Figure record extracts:
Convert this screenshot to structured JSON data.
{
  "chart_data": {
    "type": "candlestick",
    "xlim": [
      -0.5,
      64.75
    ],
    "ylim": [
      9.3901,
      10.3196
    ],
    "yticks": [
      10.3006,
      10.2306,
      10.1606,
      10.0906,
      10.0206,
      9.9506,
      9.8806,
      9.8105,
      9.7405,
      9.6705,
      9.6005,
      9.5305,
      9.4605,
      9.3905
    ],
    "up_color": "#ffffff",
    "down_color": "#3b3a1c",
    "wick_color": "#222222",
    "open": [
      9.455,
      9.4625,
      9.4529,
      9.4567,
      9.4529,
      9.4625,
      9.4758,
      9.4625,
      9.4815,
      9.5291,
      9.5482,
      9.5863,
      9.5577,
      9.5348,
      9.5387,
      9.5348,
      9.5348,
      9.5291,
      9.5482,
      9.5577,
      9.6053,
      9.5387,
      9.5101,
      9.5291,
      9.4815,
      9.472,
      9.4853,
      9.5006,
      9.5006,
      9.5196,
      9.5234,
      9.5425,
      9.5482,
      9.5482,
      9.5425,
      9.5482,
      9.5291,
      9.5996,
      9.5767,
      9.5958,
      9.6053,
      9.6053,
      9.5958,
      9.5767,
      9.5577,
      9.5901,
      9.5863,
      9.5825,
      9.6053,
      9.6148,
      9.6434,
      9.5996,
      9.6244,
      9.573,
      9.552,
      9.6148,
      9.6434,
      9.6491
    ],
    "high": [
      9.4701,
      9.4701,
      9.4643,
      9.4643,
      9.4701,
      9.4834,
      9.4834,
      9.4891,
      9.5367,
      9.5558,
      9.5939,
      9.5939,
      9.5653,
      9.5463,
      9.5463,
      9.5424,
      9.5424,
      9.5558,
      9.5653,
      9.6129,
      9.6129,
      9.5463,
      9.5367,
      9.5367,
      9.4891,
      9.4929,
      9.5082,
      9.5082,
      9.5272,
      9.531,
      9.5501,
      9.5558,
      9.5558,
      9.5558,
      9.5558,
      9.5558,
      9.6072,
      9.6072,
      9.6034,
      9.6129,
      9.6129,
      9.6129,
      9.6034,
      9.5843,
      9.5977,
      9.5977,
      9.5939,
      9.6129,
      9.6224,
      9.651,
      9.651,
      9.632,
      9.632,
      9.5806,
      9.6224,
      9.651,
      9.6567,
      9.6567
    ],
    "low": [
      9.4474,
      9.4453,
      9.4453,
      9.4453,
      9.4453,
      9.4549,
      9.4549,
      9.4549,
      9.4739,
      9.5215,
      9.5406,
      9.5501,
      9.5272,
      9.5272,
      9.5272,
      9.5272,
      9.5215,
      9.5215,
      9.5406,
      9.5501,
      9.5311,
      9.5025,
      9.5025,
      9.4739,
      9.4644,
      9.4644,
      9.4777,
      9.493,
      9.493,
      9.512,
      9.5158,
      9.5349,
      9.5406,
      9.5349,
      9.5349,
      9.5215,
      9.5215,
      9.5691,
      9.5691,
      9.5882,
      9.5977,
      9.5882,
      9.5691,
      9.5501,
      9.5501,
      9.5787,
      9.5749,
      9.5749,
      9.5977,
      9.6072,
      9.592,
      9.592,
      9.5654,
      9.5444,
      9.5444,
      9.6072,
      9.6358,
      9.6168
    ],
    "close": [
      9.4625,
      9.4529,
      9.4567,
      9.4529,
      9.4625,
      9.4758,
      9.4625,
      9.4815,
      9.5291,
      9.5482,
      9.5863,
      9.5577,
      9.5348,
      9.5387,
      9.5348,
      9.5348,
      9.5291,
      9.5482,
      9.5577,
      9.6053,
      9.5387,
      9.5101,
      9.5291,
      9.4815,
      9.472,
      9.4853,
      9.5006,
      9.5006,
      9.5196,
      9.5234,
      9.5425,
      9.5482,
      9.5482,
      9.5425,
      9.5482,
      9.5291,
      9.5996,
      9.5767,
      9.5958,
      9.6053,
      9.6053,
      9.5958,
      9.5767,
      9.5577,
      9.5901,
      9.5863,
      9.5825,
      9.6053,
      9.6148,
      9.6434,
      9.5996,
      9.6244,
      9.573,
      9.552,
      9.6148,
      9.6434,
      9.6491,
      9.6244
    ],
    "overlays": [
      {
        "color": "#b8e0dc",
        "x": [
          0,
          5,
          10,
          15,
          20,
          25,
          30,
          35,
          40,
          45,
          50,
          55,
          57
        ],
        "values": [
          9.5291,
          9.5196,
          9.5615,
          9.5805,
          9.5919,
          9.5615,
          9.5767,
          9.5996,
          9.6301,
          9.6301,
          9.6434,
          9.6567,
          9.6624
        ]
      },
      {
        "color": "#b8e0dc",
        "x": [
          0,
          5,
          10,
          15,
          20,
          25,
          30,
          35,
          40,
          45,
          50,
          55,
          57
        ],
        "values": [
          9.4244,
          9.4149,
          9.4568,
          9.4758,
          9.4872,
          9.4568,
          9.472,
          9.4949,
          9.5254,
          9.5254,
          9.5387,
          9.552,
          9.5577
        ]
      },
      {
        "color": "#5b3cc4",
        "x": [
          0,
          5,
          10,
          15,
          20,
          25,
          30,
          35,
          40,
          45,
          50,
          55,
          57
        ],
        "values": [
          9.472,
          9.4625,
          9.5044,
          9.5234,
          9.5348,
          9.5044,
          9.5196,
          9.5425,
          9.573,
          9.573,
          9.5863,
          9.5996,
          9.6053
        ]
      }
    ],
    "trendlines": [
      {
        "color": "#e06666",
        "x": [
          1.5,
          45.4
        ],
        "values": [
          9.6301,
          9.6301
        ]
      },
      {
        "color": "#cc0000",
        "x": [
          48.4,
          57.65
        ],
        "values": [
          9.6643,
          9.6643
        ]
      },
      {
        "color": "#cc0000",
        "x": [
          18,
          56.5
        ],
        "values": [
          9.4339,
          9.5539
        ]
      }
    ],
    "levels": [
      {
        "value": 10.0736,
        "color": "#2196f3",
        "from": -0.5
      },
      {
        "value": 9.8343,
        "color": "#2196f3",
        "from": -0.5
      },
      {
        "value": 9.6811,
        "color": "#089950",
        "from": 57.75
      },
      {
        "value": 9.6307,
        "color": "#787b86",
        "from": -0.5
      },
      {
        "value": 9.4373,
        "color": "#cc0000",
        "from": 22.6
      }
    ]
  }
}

TASK OBJECTIVE -> Take the entries above and transcribe them in full.

COMPLETE OUTPUT ->
Convert this screenshot to structured JSON data.
{
  "chart_data": {
    "type": "candlestick",
    "xlim": [
      -0.5,
      64.75
    ],
    "ylim": [
      9.3901,
      10.3196
    ],
    "yticks": [
      10.3006,
      10.2306,
      10.1606,
      10.0906,
      10.0206,
      9.9506,
      9.8806,
      9.8105,
      9.7405,
      9.6705,
      9.6005,
      9.5305,
      9.4605,
      9.3905
    ],
    "up_color": "#ffffff",
    "down_color": "#3b3a1c",
    "wick_color": "#222222",
    "open": [
      9.455,
      9.4625,
      9.4529,
      9.4567,
      9.4529,
      9.4625,
      9.4758,
      9.4625,
      9.4815,
      9.5291,
      9.5482,
      9.5863,
      9.5577,
      9.5348,
      9.5387,
      9.5348,
      9.5348,
      9.5291,
      9.5482,
      9.5577,
      9.6053,
      9.5387,
      9.5101,
      9.5291,
      9.4815,
      9.472,
      9.4853,
      9.5006,
      9.5006,
      9.5196,
      9.5234,
      9.5425,
      9.5482,
      9.5482,
      9.5425,
      9.5482,
      9.5291,
      9.5996,
      9.5767,
      9.5958,
      9.6053,
      9.6053,
      9.5958,
      9.5767,
      9.5577,
      9.5901,
      9.5863,
      9.5825,
      9.6053,
      9.6148,
      9.6434,
      9.5996,
      9.6244,
      9.573,
      9.552,
      9.6148,
      9.6434,
      9.6491
    ],
    "high": [
      9.4701,
      9.4701,
      9.4643,
      9.4643,
      9.4701,
      9.4834,
      9.4834,
      9.4891,
      9.5367,
      9.5558,
      9.5939,
      9.5939,
      9.5653,
      9.5463,
      9.5463,
      9.5424,
      9.5424,
      9.5558,
      9.5653,
      9.6129,
      9.6129,
      9.5463,
      9.5367,
      9.5367,
      9.4891,
      9.4929,
      9.5082,
      9.5082,
      9.5272,
      9.531,
      9.5501,
      9.5558,
      9.5558,
      9.5558,
      9.5558,
      9.5558,
      9.6072,
      9.6072,
      9.6034,
      9.6129,
      9.6129,
      9.6129,
      9.6034,
      9.5843,
      9.5977,
      9.5977,
      9.5939,
      9.6129,
      9.6224,
      9.651,
      9.651,
      9.632,
      9.632,
      9.5806,
      9.6224,
      9.651,
      9.6567,
      9.6567
    ],
    "low": [
      9.4474,
      9.4453,
      9.4453,
      9.4453,
      9.4453,
      9.4549,
      9.4549,
      9.4549,
      9.4739,
      9.5215,
      9.5406,
      9.5501,
      9.5272,
      9.5272,
      9.5272,
      9.5272,
      9.5215,
      9.5215,
      9.5406,
      9.5501,
      9.5311,
      9.5025,
      9.5025,
      9.4739,
      9.4644,
      9.4644,
      9.4777,
      9.493,
      9.493,
      9.512,
      9.5158,
      9.5349,
      9.5406,
      9.5349,
      9.5349,
      9.5215,
      9.5215,
      9.5691,
      9.5691,
      9.5882,
      9.5977,
      9.5882,
      9.5691,
      9.5501,
      9.5501,
      9.5787,
      9.5749,
      9.5749,
      9.5977,
      9.6072,
      9.592,
      9.592,
      9.5654,
      9.5444,
      9.5444,
      9.6072,
      9.6358,
      9.6168
    ],
    "close": [
      9.4625,
      9.4529,
      9.4567,
      9.4529,
      9.4625,
      9.4758,
      9.4625,
      9.4815,
      9.5291,
      9.5482,
      9.5863,
      9.5577,
      9.5348,
      9.5387,
      9.5348,
      9.5348,
      9.5291,
      9.5482,
      9.5577,
      9.6053,
      9.5387,
      9.5101,
      9.5291,
      9.4815,
      9.472,
      9.4853,
      9.5006,
      9.5006,
      9.5196,
      9.5234,
      9.5425,
      9.5482,
      9.5482,
      9.5425,
      9.5482,
      9.5291,
      9.5996,
      9.5767,
      9.5958,
      9.6053,
      9.6053,
      9.5958,
      9.5767,
      9.5577,
      9.5901,
      9.5863,
      9.5825,
      9.6053,
      9.6148,
      9.6434,
      9.5996,
      9.6244,
      9.573,
      9.552,
      9.6148,
      9.6434,
      9.6491,
      9.6244
    ],
    "overlays": [
      {
        "color": "#b8e0dc",
        "x": [
          0,
          5,
          10,
          15,
          20,
          25,
          30,
          35,
          40,
          45,
          50,
          55,
          57
        ],
        "values": [
          9.5291,
          9.5196,
          9.5615,
          9.5805,
          9.5919,
          9.5615,
          9.5767,
          9.5996,
          9.6301,
          9.6301,
          9.6434,
          9.6567,
          9.6624
        ]
      },
      {
        "color": "#b8e0dc",
        "x": [
          0,
          5,
          10,
          15,
          20,
          25,
          30,
          35,
          40,
          45,
          50,
          55,
          57
        ],
        "values": [
          9.4244,
          9.4149,
          9.4568,
          9.4758,
          9.4872,
          9.4568,
          9.472,
          9.4949,
          9.5254,
          9.5254,
          9.5387,
          9.552,
          9.5577
        ]
      },
      {
        "color": "#5b3cc4",
        "x": [
          0,
          5,
          10,
          15,
          20,
          25,
          30,
          35,
          40,
          45,
          50,
          55,
          57
        ],
        "values": [
          9.472,
          9.4625,
          9.5044,
          9.5234,
          9.5348,
          9.5044,
          9.5196,
          9.5425,
          9.573,
          9.573,
          9.5863,
          9.5996,
          9.6053
        ]
      }
    ],
    "trendlines": [
      {
        "color": "#e06666",
        "x": [
          1.5,
          45.4
        ],
        "values": [
          9.6301,
          9.6301
        ]
      },
      {
        "color": "#cc0000",
        "x": [
          48.4,
          57.65
        ],
        "values": [
          9.6643,
          9.6643
        ]
      },
      {
        "color": "#cc0000",
        "x": [
          18,
          56.5
        ],
        "values": [
          9.4339,
          9.5539
        ]
      }
    ],
    "levels": [
      {
        "value": 10.0736,
        "color": "#2196f3",
        "from": -0.5
      },
      {
        "value": 9.8343,
        "color": "#2196f3",
        "from": -0.5
      },
      {
        "value": 9.6811,
        "color": "#089950",
        "from": 57.75
      },
      {
        "value": 9.6307,
        "color": "#787b86",
        "from": -0.5
      },
      {
        "value": 9.4373,
        "color": "#cc0000",
        "from": 22.6
      }
    ]
  }
}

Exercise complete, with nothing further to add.